→ JOB
Write out all of the entries exactly, please.

Some records

===============

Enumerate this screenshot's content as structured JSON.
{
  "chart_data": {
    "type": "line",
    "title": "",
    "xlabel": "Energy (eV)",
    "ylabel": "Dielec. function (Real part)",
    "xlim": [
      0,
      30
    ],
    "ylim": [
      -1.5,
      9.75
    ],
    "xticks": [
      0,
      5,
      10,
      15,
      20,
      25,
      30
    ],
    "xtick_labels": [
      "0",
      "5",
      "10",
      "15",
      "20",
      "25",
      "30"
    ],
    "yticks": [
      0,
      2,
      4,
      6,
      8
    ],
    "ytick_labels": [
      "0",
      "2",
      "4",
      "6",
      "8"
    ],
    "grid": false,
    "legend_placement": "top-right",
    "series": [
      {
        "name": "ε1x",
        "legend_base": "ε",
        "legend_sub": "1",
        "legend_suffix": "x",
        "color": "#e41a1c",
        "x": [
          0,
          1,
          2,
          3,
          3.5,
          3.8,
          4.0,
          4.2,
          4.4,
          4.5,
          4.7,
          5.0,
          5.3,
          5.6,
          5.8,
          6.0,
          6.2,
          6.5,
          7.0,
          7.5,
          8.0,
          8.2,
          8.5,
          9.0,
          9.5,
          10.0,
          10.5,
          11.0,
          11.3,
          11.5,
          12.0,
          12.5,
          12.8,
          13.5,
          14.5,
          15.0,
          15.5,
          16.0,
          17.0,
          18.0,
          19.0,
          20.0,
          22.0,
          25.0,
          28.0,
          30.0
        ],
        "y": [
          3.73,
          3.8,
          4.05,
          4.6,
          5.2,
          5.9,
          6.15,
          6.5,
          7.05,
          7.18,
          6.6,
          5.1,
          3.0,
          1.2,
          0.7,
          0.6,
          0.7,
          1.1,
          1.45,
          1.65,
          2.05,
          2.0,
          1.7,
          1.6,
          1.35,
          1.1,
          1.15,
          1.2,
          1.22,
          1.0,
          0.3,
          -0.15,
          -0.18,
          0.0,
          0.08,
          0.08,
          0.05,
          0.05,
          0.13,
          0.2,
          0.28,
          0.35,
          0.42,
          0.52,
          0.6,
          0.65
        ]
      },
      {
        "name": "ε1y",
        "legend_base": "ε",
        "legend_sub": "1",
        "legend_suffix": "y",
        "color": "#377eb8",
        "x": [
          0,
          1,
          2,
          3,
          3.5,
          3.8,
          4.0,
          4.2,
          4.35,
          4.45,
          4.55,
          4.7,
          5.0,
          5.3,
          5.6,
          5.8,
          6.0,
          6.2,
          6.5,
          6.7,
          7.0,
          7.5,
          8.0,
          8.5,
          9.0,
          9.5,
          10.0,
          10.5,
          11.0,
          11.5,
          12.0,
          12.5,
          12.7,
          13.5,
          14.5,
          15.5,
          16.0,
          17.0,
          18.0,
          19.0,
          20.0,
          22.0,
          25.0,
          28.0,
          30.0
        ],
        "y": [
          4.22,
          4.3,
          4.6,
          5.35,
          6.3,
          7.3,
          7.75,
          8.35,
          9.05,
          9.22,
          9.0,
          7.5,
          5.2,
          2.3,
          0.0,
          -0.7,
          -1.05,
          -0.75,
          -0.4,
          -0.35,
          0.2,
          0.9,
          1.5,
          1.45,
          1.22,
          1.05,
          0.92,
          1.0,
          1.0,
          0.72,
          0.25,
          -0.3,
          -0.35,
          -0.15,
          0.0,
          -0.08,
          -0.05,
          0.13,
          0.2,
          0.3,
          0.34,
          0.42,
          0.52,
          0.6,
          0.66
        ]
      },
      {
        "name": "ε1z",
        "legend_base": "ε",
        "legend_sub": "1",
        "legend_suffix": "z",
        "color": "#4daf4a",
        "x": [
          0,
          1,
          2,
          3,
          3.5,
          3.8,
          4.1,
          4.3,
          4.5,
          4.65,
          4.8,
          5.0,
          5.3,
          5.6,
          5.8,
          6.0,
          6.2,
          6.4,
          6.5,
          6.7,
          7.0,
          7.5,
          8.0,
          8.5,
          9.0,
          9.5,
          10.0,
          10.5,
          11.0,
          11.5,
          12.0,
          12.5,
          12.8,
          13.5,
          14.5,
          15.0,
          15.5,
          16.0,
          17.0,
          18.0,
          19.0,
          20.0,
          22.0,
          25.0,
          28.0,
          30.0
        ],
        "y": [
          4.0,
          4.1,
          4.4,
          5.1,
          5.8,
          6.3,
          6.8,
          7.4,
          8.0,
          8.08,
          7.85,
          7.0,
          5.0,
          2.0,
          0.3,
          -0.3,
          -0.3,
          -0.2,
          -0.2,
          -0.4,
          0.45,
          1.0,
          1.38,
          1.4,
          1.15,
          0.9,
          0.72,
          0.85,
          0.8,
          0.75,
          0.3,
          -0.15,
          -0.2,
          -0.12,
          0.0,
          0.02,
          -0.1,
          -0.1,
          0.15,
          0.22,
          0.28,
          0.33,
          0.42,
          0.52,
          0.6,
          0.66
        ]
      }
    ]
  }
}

===============

→ PROBLEM SOLUTION
Enumerate this screenshot's content as structured JSON.
{
  "chart_data": {
    "type": "line",
    "title": "",
    "xlabel": "Energy (eV)",
    "ylabel": "Dielec. function (Real part)",
    "xlim": [
      0,
      30
    ],
    "ylim": [
      -1.5,
      9.75
    ],
    "xticks": [
      0,
      5,
      10,
      15,
      20,
      25,
      30
    ],
    "xtick_labels": [
      "0",
      "5",
      "10",
      "15",
      "20",
      "25",
      "30"
    ],
    "yticks": [
      0,
      2,
      4,
      6,
      8
    ],
    "ytick_labels": [
      "0",
      "2",
      "4",
      "6",
      "8"
    ],
    "grid": false,
    "legend_placement": "top-right",
    "series": [
      {
        "name": "ε1x",
        "legend_base": "ε",
        "legend_sub": "1",
        "legend_suffix": "x",
        "color": "#e41a1c",
        "x": [
          0,
          1,
          2,
          3,
          3.5,
          3.8,
          4.0,
          4.2,
          4.4,
          4.5,
          4.7,
          5.0,
          5.3,
          5.6,
          5.8,
          6.0,
          6.2,
          6.5,
          7.0,
          7.5,
          8.0,
          8.2,
          8.5,
          9.0,
          9.5,
          10.0,
          10.5,
          11.0,
          11.3,
          11.5,
          12.0,
          12.5,
          12.8,
          13.5,
          14.5,
          15.0,
          15.5,
          16.0,
          17.0,
          18.0,
          19.0,
          20.0,
          22.0,
          25.0,
          28.0,
          30.0
        ],
        "y": [
          3.73,
          3.8,
          4.05,
          4.6,
          5.2,
          5.9,
          6.15,
          6.5,
          7.05,
          7.18,
          6.6,
          5.1,
          3.0,
          1.2,
          0.7,
          0.6,
          0.7,
          1.1,
          1.45,
          1.65,
          2.05,
          2.0,
          1.7,
          1.6,
          1.35,
          1.1,
          1.15,
          1.2,
          1.22,
          1.0,
          0.3,
          -0.15,
          -0.18,
          0.0,
          0.08,
          0.08,
          0.05,
          0.05,
          0.13,
          0.2,
          0.28,
          0.35,
          0.42,
          0.52,
          0.6,
          0.65
        ]
      },
      {
        "name": "ε1y",
        "legend_base": "ε",
        "legend_sub": "1",
        "legend_suffix": "y",
        "color": "#377eb8",
        "x": [
          0,
          1,
          2,
          3,
          3.5,
          3.8,
          4.0,
          4.2,
          4.35,
          4.45,
          4.55,
          4.7,
          5.0,
          5.3,
          5.6,
          5.8,
          6.0,
          6.2,
          6.5,
          6.7,
          7.0,
          7.5,
          8.0,
          8.5,
          9.0,
          9.5,
          10.0,
          10.5,
          11.0,
          11.5,
          12.0,
          12.5,
          12.7,
          13.5,
          14.5,
          15.5,
          16.0,
          17.0,
          18.0,
          19.0,
          20.0,
          22.0,
          25.0,
          28.0,
          30.0
        ],
        "y": [
          4.22,
          4.3,
          4.6,
          5.35,
          6.3,
          7.3,
          7.75,
          8.35,
          9.05,
          9.22,
          9.0,
          7.5,
          5.2,
          2.3,
          0.0,
          -0.7,
          -1.05,
          -0.75,
          -0.4,
          -0.35,
          0.2,
          0.9,
          1.5,
          1.45,
          1.22,
          1.05,
          0.92,
          1.0,
          1.0,
          0.72,
          0.25,
          -0.3,
          -0.35,
          -0.15,
          0.0,
          -0.08,
          -0.05,
          0.13,
          0.2,
          0.3,
          0.34,
          0.42,
          0.52,
          0.6,
          0.66
        ]
      },
      {
        "name": "ε1z",
        "legend_base": "ε",
        "legend_sub": "1",
        "legend_suffix": "z",
        "color": "#4daf4a",
        "x": [
          0,
          1,
          2,
          3,
          3.5,
          3.8,
          4.1,
          4.3,
          4.5,
          4.65,
          4.8,
          5.0,
          5.3,
          5.6,
          5.8,
          6.0,
          6.2,
          6.4,
          6.5,
          6.7,
          7.0,
          7.5,
          8.0,
          8.5,
          9.0,
          9.5,
          10.0,
          10.5,
          11.0,
          11.5,
          12.0,
          12.5,
          12.8,
          13.5,
          14.5,
          15.0,
          15.5,
          16.0,
          17.0,
          18.0,
          19.0,
          20.0,
          22.0,
          25.0,
          28.0,
          30.0
        ],
        "y": [
          4.0,
          4.1,
          4.4,
          5.1,
          5.8,
          6.3,
          6.8,
          7.4,
          8.0,
          8.08,
          7.85,
          7.0,
          5.0,
          2.0,
          0.3,
          -0.3,
          -0.3,
          -0.2,
          -0.2,
          -0.4,
          0.45,
          1.0,
          1.38,
          1.4,
          1.15,
          0.9,
          0.72,
          0.85,
          0.8,
          0.75,
          0.3,
          -0.15,
          -0.2,
          -0.12,
          0.0,
          0.02,
          -0.1,
          -0.1,
          0.15,
          0.22,
          0.28,
          0.33,
          0.42,
          0.52,
          0.6,
          0.66
        ]
      }
    ]
  }
}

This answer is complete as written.